▸ **CHALLENGE**
Pictures aside, write out every record exactly as it appears.

▸ **RECORDED DATA**
START

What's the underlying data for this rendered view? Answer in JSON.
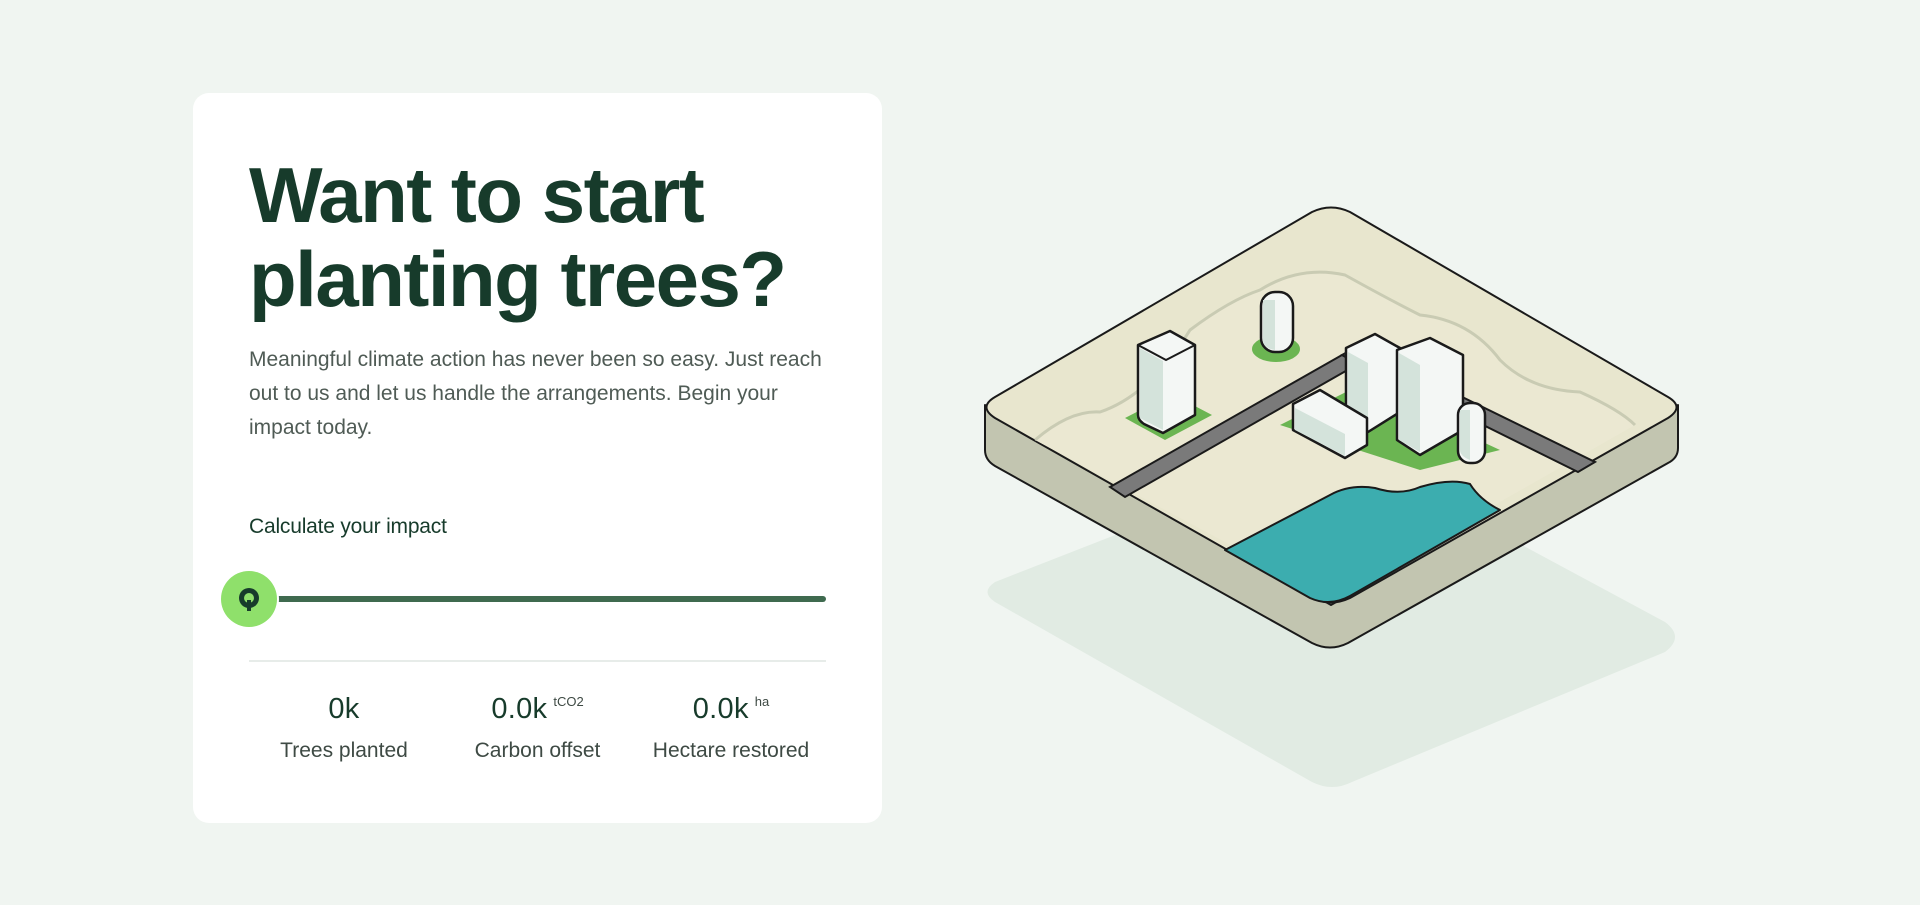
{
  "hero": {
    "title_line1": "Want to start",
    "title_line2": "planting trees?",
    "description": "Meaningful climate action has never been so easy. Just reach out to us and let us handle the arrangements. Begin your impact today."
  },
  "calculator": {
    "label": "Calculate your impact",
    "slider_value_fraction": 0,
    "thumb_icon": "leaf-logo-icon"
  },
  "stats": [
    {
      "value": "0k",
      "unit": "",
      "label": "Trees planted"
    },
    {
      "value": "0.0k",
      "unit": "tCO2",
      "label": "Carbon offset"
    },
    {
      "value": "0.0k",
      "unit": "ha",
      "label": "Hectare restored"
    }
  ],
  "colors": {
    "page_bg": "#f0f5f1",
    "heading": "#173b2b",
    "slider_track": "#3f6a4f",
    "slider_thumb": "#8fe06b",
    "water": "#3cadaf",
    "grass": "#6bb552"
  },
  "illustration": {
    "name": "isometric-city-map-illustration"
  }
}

END

▸ **CORRECT RESULT**
What's the underlying data for this rendered view? Answer in JSON.
{
  "hero": {
    "title_line1": "Want to start",
    "title_line2": "planting trees?",
    "description": "Meaningful climate action has never been so easy. Just reach out to us and let us handle the arrangements. Begin your impact today."
  },
  "calculator": {
    "label": "Calculate your impact",
    "slider_value_fraction": 0,
    "thumb_icon": "leaf-logo-icon"
  },
  "stats": [
    {
      "value": "0k",
      "unit": "",
      "label": "Trees planted"
    },
    {
      "value": "0.0k",
      "unit": "tCO2",
      "label": "Carbon offset"
    },
    {
      "value": "0.0k",
      "unit": "ha",
      "label": "Hectare restored"
    }
  ],
  "colors": {
    "page_bg": "#f0f5f1",
    "heading": "#173b2b",
    "slider_track": "#3f6a4f",
    "slider_thumb": "#8fe06b",
    "water": "#3cadaf",
    "grass": "#6bb552"
  },
  "illustration": {
    "name": "isometric-city-map-illustration"
  }
}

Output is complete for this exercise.